* **Dataset rows**:
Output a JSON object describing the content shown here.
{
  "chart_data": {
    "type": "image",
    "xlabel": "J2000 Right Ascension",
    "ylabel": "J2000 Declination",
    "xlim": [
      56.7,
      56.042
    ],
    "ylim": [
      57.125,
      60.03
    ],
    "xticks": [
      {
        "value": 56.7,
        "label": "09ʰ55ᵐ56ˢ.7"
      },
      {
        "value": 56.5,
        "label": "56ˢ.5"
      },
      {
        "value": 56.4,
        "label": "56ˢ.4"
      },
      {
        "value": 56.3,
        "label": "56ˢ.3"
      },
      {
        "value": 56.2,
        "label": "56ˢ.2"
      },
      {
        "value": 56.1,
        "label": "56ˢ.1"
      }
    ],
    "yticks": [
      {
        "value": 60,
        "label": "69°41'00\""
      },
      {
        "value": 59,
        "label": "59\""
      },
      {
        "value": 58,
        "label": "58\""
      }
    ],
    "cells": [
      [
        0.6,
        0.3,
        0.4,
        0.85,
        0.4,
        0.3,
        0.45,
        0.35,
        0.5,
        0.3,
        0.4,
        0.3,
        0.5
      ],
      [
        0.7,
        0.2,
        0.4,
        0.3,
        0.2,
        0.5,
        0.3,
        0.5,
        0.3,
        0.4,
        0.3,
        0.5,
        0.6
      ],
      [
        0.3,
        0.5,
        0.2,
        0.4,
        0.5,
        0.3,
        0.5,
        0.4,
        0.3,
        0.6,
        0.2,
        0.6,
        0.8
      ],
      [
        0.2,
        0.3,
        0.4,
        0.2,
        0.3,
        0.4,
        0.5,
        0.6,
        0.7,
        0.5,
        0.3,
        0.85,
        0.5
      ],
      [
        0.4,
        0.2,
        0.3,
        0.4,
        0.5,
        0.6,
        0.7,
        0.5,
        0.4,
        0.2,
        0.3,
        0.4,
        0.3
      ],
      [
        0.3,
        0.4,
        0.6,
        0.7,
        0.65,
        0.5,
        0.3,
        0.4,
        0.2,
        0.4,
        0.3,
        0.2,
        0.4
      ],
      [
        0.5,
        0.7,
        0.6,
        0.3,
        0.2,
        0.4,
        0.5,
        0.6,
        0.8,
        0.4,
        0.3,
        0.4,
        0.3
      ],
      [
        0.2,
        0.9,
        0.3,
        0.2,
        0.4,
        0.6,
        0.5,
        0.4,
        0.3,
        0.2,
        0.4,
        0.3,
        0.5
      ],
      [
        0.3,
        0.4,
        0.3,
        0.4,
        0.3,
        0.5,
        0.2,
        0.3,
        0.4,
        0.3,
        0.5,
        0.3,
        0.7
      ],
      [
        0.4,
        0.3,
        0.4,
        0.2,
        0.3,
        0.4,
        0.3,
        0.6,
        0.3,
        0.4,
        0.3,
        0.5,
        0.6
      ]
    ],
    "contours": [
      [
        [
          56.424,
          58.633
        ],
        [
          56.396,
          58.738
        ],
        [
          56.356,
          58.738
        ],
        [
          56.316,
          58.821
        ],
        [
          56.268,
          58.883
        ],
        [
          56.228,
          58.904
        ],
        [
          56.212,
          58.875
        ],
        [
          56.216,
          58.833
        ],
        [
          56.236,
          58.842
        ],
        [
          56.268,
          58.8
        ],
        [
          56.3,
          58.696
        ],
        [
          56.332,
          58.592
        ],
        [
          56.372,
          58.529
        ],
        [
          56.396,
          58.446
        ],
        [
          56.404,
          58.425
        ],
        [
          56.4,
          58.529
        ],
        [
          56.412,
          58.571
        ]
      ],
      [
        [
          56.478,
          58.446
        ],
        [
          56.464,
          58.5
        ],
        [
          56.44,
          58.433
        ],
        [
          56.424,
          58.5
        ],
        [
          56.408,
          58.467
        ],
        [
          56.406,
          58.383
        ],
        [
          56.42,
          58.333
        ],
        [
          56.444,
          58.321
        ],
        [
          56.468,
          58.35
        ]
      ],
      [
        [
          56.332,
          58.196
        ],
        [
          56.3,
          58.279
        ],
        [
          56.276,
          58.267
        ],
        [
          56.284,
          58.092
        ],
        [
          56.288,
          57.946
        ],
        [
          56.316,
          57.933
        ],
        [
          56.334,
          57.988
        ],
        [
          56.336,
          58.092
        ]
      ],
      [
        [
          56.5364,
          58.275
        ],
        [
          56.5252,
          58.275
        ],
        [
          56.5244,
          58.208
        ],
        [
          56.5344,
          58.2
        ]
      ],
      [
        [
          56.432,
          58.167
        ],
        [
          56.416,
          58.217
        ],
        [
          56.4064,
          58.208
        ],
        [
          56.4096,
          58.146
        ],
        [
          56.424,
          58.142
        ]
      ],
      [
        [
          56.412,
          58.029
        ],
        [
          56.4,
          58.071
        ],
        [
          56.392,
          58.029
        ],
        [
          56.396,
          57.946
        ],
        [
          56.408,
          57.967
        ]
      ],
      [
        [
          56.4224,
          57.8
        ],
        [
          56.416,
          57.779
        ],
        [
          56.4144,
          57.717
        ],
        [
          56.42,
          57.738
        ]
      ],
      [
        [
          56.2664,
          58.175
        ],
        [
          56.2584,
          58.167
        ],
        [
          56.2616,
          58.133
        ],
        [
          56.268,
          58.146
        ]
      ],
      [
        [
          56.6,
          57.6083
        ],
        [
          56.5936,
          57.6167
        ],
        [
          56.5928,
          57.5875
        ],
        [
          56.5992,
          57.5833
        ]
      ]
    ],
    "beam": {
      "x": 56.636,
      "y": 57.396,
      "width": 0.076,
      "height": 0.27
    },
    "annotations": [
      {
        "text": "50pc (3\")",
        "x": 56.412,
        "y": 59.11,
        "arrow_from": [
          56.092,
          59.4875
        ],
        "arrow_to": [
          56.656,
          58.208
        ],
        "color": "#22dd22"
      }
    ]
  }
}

* **Problem description**:
Type out the material again exactly as presented.

* **Solution to this task**:
Output a JSON object describing the content shown here.
{
  "chart_data": {
    "type": "image",
    "xlabel": "J2000 Right Ascension",
    "ylabel": "J2000 Declination",
    "xlim": [
      56.7,
      56.042
    ],
    "ylim": [
      57.125,
      60.03
    ],
    "xticks": [
      {
        "value": 56.7,
        "label": "09ʰ55ᵐ56ˢ.7"
      },
      {
        "value": 56.5,
        "label": "56ˢ.5"
      },
      {
        "value": 56.4,
        "label": "56ˢ.4"
      },
      {
        "value": 56.3,
        "label": "56ˢ.3"
      },
      {
        "value": 56.2,
        "label": "56ˢ.2"
      },
      {
        "value": 56.1,
        "label": "56ˢ.1"
      }
    ],
    "yticks": [
      {
        "value": 60,
        "label": "69°41'00\""
      },
      {
        "value": 59,
        "label": "59\""
      },
      {
        "value": 58,
        "label": "58\""
      }
    ],
    "cells": [
      [
        0.6,
        0.3,
        0.4,
        0.85,
        0.4,
        0.3,
        0.45,
        0.35,
        0.5,
        0.3,
        0.4,
        0.3,
        0.5
      ],
      [
        0.7,
        0.2,
        0.4,
        0.3,
        0.2,
        0.5,
        0.3,
        0.5,
        0.3,
        0.4,
        0.3,
        0.5,
        0.6
      ],
      [
        0.3,
        0.5,
        0.2,
        0.4,
        0.5,
        0.3,
        0.5,
        0.4,
        0.3,
        0.6,
        0.2,
        0.6,
        0.8
      ],
      [
        0.2,
        0.3,
        0.4,
        0.2,
        0.3,
        0.4,
        0.5,
        0.6,
        0.7,
        0.5,
        0.3,
        0.85,
        0.5
      ],
      [
        0.4,
        0.2,
        0.3,
        0.4,
        0.5,
        0.6,
        0.7,
        0.5,
        0.4,
        0.2,
        0.3,
        0.4,
        0.3
      ],
      [
        0.3,
        0.4,
        0.6,
        0.7,
        0.65,
        0.5,
        0.3,
        0.4,
        0.2,
        0.4,
        0.3,
        0.2,
        0.4
      ],
      [
        0.5,
        0.7,
        0.6,
        0.3,
        0.2,
        0.4,
        0.5,
        0.6,
        0.8,
        0.4,
        0.3,
        0.4,
        0.3
      ],
      [
        0.2,
        0.9,
        0.3,
        0.2,
        0.4,
        0.6,
        0.5,
        0.4,
        0.3,
        0.2,
        0.4,
        0.3,
        0.5
      ],
      [
        0.3,
        0.4,
        0.3,
        0.4,
        0.3,
        0.5,
        0.2,
        0.3,
        0.4,
        0.3,
        0.5,
        0.3,
        0.7
      ],
      [
        0.4,
        0.3,
        0.4,
        0.2,
        0.3,
        0.4,
        0.3,
        0.6,
        0.3,
        0.4,
        0.3,
        0.5,
        0.6
      ]
    ],
    "contours": [
      [
        [
          56.424,
          58.633
        ],
        [
          56.396,
          58.738
        ],
        [
          56.356,
          58.738
        ],
        [
          56.316,
          58.821
        ],
        [
          56.268,
          58.883
        ],
        [
          56.228,
          58.904
        ],
        [
          56.212,
          58.875
        ],
        [
          56.216,
          58.833
        ],
        [
          56.236,
          58.842
        ],
        [
          56.268,
          58.8
        ],
        [
          56.3,
          58.696
        ],
        [
          56.332,
          58.592
        ],
        [
          56.372,
          58.529
        ],
        [
          56.396,
          58.446
        ],
        [
          56.404,
          58.425
        ],
        [
          56.4,
          58.529
        ],
        [
          56.412,
          58.571
        ]
      ],
      [
        [
          56.478,
          58.446
        ],
        [
          56.464,
          58.5
        ],
        [
          56.44,
          58.433
        ],
        [
          56.424,
          58.5
        ],
        [
          56.408,
          58.467
        ],
        [
          56.406,
          58.383
        ],
        [
          56.42,
          58.333
        ],
        [
          56.444,
          58.321
        ],
        [
          56.468,
          58.35
        ]
      ],
      [
        [
          56.332,
          58.196
        ],
        [
          56.3,
          58.279
        ],
        [
          56.276,
          58.267
        ],
        [
          56.284,
          58.092
        ],
        [
          56.288,
          57.946
        ],
        [
          56.316,
          57.933
        ],
        [
          56.334,
          57.988
        ],
        [
          56.336,
          58.092
        ]
      ],
      [
        [
          56.5364,
          58.275
        ],
        [
          56.5252,
          58.275
        ],
        [
          56.5244,
          58.208
        ],
        [
          56.5344,
          58.2
        ]
      ],
      [
        [
          56.432,
          58.167
        ],
        [
          56.416,
          58.217
        ],
        [
          56.4064,
          58.208
        ],
        [
          56.4096,
          58.146
        ],
        [
          56.424,
          58.142
        ]
      ],
      [
        [
          56.412,
          58.029
        ],
        [
          56.4,
          58.071
        ],
        [
          56.392,
          58.029
        ],
        [
          56.396,
          57.946
        ],
        [
          56.408,
          57.967
        ]
      ],
      [
        [
          56.4224,
          57.8
        ],
        [
          56.416,
          57.779
        ],
        [
          56.4144,
          57.717
        ],
        [
          56.42,
          57.738
        ]
      ],
      [
        [
          56.2664,
          58.175
        ],
        [
          56.2584,
          58.167
        ],
        [
          56.2616,
          58.133
        ],
        [
          56.268,
          58.146
        ]
      ],
      [
        [
          56.6,
          57.6083
        ],
        [
          56.5936,
          57.6167
        ],
        [
          56.5928,
          57.5875
        ],
        [
          56.5992,
          57.5833
        ]
      ]
    ],
    "beam": {
      "x": 56.636,
      "y": 57.396,
      "width": 0.076,
      "height": 0.27
    },
    "annotations": [
      {
        "text": "50pc (3\")",
        "x": 56.412,
        "y": 59.11,
        "arrow_from": [
          56.092,
          59.4875
        ],
        "arrow_to": [
          56.656,
          58.208
        ],
        "color": "#22dd22"
      }
    ]
  }
}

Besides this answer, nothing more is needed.